* [Problem details] Count the lines in the items below that contain the string "badge". Reply with the number alone.
━━━━━ Extracted data ━━━━━
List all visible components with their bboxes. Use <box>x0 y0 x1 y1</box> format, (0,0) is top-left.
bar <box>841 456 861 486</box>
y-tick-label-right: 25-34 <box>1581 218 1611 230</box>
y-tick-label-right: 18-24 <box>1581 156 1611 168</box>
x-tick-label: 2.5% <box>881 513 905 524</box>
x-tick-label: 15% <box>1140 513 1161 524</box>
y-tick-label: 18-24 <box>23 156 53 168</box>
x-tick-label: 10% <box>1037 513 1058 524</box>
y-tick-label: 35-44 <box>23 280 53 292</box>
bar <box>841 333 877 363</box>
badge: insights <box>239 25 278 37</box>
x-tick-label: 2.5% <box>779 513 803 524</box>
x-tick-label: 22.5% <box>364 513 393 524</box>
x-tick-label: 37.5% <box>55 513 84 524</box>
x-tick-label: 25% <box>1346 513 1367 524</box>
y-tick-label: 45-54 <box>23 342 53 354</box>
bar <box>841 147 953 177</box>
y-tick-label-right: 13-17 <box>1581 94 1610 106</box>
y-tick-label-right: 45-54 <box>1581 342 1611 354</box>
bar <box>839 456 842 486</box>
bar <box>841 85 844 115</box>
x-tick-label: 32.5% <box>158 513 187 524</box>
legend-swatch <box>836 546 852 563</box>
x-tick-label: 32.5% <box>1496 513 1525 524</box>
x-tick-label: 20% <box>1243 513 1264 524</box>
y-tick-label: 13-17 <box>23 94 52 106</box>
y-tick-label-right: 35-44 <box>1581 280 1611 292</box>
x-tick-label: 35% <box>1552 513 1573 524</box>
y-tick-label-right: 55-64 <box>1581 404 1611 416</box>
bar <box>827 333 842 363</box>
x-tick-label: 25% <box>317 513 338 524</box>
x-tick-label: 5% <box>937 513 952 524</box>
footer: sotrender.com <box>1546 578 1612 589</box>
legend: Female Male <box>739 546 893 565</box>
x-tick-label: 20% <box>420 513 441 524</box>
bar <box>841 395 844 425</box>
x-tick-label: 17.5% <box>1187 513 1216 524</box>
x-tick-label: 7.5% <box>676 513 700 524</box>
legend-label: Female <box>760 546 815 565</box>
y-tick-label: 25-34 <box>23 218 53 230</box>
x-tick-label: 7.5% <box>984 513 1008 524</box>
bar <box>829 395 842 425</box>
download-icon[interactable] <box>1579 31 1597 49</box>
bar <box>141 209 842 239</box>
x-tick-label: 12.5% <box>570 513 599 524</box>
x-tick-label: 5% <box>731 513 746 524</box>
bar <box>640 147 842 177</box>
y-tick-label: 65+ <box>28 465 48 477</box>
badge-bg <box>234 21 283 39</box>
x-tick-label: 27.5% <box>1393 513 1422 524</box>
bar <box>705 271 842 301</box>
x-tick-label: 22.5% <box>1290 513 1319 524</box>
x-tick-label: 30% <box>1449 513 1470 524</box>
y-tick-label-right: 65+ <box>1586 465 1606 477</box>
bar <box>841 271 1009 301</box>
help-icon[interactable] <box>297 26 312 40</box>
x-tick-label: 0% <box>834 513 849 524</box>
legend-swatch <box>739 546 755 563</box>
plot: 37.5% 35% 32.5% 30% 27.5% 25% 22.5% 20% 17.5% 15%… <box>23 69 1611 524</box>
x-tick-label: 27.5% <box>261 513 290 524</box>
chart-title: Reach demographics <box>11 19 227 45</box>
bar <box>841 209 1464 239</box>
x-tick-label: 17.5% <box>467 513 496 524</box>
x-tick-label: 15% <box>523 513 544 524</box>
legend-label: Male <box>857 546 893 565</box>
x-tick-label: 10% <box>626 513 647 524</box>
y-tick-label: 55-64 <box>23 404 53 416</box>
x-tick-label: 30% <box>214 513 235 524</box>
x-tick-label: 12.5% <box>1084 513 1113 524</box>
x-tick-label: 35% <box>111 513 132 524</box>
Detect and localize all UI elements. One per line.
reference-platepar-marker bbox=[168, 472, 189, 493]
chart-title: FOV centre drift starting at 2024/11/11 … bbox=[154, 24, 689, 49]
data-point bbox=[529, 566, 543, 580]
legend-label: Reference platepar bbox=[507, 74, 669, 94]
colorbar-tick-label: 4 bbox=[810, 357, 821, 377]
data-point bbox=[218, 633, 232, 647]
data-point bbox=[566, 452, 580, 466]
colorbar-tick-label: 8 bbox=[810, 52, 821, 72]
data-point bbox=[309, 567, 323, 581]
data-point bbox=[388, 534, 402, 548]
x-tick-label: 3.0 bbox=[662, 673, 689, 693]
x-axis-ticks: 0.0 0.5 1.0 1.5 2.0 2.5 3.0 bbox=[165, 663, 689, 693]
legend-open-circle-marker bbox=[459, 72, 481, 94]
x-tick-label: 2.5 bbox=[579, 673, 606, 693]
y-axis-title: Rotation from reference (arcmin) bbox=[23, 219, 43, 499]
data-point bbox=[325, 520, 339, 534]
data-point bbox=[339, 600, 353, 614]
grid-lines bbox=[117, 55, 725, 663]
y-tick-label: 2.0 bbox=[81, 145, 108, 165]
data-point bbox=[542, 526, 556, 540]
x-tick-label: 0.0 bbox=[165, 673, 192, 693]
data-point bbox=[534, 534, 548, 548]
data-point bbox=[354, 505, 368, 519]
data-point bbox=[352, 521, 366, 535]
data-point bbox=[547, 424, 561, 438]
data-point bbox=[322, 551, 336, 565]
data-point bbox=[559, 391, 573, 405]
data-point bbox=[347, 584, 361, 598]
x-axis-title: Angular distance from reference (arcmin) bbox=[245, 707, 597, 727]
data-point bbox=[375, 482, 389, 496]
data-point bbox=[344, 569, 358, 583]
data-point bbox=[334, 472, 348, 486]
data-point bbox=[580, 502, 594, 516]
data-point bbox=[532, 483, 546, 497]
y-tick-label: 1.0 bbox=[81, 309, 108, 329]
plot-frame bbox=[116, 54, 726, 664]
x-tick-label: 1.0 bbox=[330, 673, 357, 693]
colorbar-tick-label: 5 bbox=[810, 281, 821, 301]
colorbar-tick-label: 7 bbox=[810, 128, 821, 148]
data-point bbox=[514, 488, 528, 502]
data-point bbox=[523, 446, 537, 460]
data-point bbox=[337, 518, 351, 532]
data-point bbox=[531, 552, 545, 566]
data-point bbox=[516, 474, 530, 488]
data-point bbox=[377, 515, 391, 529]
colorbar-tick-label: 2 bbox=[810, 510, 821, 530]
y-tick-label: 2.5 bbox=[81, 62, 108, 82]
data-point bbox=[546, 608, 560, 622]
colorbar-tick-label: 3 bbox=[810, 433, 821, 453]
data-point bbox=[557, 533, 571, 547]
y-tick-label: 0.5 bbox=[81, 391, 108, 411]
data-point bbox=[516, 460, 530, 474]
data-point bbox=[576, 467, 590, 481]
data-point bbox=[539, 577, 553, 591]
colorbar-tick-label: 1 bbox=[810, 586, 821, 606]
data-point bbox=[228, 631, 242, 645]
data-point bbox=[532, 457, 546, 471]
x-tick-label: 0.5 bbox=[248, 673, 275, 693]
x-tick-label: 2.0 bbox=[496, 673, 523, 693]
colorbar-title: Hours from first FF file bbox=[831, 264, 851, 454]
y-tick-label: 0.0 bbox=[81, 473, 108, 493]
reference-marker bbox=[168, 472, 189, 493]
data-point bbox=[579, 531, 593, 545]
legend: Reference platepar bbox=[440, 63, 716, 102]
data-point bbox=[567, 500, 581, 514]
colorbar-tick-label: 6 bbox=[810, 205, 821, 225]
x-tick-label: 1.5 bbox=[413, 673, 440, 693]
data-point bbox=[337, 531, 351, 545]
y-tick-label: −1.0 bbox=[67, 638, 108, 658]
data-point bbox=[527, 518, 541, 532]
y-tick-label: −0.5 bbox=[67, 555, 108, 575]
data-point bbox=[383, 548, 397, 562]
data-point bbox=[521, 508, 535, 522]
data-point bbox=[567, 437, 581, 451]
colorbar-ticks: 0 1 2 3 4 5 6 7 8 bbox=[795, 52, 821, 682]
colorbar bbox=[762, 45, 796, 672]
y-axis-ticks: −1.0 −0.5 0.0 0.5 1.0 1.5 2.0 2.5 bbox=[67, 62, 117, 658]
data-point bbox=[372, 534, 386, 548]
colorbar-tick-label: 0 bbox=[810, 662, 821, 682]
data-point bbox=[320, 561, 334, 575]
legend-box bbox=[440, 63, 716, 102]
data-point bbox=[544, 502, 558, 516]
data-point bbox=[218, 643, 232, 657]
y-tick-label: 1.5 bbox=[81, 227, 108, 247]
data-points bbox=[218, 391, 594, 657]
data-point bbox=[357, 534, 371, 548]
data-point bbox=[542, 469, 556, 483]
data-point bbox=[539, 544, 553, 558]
━━━━━
* [Output for this exercise] 2